→ **DIRECTIONS**
Check each line below for the word "Tzoumerka", and copy those that have it.

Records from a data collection
::::::::
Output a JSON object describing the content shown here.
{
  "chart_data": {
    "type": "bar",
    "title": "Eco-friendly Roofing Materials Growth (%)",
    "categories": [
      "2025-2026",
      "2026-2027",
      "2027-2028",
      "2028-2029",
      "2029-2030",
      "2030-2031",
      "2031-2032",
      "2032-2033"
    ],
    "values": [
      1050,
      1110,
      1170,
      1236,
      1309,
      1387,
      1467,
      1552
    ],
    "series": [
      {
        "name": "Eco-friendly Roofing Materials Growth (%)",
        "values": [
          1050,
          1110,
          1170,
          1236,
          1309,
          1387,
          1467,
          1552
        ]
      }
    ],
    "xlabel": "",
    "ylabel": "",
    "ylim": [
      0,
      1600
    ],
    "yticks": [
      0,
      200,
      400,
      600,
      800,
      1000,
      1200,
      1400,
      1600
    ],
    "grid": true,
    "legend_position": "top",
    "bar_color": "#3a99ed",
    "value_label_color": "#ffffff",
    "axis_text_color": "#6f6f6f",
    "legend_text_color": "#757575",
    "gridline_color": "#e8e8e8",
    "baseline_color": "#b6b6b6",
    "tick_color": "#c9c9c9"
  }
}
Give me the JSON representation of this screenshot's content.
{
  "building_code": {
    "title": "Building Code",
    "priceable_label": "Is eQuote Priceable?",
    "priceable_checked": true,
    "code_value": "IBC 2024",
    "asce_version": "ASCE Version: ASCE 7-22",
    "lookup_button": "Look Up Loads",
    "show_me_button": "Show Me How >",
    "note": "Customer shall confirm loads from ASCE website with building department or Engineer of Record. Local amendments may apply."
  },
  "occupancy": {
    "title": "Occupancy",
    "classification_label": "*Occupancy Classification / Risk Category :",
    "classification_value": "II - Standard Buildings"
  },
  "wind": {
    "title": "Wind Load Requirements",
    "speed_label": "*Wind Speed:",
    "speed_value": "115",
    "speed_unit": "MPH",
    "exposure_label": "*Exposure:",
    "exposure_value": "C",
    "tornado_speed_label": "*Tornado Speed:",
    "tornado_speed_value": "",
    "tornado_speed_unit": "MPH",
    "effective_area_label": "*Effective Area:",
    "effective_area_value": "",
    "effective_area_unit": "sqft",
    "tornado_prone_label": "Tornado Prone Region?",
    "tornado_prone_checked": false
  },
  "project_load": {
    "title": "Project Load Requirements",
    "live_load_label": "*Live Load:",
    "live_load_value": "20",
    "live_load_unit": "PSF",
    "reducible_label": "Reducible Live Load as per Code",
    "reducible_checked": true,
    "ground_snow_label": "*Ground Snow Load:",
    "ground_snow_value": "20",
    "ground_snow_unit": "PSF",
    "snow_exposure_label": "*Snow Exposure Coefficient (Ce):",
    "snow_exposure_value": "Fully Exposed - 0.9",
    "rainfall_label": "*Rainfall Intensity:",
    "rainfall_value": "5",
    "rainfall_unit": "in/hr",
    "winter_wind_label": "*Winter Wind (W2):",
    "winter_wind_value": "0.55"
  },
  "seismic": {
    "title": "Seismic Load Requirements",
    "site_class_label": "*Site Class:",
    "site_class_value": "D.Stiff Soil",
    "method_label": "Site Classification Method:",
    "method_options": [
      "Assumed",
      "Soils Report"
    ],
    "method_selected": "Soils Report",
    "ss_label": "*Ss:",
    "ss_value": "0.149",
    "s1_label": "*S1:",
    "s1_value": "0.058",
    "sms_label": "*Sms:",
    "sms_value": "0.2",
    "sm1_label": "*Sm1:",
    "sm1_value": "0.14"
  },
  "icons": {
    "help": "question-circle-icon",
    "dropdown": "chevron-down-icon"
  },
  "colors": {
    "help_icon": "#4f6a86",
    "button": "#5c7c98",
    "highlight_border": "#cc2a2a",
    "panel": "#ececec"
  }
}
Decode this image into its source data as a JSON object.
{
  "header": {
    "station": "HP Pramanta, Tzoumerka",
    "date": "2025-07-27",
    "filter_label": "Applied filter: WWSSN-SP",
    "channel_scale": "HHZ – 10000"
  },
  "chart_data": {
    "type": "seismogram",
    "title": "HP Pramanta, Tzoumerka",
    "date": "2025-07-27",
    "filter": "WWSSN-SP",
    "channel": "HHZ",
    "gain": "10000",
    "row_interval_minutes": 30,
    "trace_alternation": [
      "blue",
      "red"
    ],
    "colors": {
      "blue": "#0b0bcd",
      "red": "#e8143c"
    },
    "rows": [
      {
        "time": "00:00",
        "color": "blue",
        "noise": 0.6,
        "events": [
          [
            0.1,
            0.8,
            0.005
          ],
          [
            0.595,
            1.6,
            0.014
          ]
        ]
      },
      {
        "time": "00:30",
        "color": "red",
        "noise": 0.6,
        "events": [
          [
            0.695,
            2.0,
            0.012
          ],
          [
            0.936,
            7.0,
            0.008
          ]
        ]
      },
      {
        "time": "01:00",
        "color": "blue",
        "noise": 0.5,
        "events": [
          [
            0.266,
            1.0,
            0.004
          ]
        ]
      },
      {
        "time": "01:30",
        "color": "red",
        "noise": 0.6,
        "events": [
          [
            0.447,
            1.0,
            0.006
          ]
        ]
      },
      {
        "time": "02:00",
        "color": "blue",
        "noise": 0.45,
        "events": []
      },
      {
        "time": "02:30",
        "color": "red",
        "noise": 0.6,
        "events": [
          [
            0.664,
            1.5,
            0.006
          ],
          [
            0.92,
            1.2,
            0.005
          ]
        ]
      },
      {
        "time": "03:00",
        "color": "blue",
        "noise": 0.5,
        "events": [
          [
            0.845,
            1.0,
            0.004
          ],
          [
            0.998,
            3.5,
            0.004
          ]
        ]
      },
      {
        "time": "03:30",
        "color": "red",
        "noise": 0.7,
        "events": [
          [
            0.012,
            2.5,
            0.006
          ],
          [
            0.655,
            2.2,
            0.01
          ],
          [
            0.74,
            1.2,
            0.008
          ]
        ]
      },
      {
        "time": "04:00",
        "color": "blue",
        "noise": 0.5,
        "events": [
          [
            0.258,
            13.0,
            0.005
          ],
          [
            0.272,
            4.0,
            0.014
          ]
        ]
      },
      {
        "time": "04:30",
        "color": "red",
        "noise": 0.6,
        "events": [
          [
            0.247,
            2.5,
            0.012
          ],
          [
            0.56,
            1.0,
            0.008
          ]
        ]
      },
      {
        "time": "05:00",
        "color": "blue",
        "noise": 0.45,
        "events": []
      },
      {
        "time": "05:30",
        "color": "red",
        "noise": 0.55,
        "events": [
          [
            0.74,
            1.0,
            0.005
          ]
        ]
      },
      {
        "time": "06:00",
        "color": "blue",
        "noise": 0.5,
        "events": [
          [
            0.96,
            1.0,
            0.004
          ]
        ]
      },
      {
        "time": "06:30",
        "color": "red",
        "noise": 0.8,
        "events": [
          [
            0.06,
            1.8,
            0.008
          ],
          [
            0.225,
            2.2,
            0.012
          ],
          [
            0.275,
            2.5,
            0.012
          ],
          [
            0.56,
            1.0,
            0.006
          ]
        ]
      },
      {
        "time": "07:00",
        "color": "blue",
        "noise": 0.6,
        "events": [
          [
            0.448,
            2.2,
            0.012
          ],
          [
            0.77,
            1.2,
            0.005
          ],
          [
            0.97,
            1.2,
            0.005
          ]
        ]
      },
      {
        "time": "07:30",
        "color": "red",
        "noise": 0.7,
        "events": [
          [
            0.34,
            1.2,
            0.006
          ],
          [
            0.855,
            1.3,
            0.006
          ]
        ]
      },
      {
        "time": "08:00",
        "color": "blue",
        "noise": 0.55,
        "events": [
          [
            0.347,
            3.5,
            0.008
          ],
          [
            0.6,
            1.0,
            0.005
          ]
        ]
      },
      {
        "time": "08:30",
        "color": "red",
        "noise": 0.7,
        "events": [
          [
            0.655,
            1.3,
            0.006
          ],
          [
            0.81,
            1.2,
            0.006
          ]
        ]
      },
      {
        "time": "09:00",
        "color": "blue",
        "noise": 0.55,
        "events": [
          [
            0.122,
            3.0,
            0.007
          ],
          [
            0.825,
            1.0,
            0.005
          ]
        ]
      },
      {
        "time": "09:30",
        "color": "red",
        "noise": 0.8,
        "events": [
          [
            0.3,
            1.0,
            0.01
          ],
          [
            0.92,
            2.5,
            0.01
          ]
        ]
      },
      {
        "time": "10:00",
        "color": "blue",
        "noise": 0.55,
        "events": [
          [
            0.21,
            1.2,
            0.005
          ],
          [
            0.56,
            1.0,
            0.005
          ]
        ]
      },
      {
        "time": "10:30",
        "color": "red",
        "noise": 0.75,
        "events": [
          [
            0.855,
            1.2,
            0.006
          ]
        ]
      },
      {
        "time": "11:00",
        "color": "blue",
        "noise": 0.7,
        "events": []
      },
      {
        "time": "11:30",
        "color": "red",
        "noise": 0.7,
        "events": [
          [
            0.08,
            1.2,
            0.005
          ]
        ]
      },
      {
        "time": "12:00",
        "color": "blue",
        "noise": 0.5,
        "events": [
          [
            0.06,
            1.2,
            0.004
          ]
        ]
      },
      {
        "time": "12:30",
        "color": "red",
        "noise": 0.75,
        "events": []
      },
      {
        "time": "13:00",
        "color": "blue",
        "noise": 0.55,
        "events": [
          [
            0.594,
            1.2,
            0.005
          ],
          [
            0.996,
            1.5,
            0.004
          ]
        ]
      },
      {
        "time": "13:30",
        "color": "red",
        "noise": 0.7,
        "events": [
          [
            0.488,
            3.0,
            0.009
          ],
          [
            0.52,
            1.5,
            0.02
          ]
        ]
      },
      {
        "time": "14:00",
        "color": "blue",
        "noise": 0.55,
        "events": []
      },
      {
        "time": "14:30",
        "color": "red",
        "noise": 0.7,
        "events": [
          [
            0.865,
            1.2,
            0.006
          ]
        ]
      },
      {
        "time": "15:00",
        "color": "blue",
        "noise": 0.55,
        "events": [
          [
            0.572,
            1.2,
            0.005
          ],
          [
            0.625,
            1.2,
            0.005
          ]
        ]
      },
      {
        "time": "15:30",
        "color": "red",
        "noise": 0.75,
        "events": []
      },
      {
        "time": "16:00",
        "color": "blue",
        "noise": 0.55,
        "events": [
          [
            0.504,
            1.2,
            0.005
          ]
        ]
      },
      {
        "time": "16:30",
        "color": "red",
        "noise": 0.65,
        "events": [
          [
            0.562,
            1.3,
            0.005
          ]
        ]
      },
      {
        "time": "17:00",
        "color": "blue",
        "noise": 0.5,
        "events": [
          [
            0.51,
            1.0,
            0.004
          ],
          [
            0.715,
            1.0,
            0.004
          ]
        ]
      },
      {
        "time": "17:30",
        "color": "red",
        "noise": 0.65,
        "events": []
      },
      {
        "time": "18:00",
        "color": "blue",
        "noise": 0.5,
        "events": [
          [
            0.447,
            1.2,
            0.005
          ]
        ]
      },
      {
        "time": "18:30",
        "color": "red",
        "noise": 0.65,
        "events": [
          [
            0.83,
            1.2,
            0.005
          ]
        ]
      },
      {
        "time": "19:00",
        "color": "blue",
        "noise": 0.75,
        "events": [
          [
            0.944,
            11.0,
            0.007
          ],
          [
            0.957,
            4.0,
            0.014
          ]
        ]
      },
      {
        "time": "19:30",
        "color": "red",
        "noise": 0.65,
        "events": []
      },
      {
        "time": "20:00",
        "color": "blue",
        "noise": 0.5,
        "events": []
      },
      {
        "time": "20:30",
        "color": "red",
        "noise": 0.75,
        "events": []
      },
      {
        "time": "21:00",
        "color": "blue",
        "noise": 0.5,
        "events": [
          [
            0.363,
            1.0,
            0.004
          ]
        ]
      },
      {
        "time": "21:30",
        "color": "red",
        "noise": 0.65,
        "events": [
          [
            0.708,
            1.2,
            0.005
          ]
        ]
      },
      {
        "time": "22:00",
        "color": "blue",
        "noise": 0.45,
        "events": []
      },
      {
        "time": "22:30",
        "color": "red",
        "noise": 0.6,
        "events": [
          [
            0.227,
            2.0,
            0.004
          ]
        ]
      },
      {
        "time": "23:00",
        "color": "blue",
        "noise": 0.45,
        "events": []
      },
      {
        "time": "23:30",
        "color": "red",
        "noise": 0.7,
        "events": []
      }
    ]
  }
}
::::::::
→ **ANSWER IN FULL**
    "station": "HP Pramanta, Tzoumerka",
    "title": "HP Pramanta, Tzoumerka",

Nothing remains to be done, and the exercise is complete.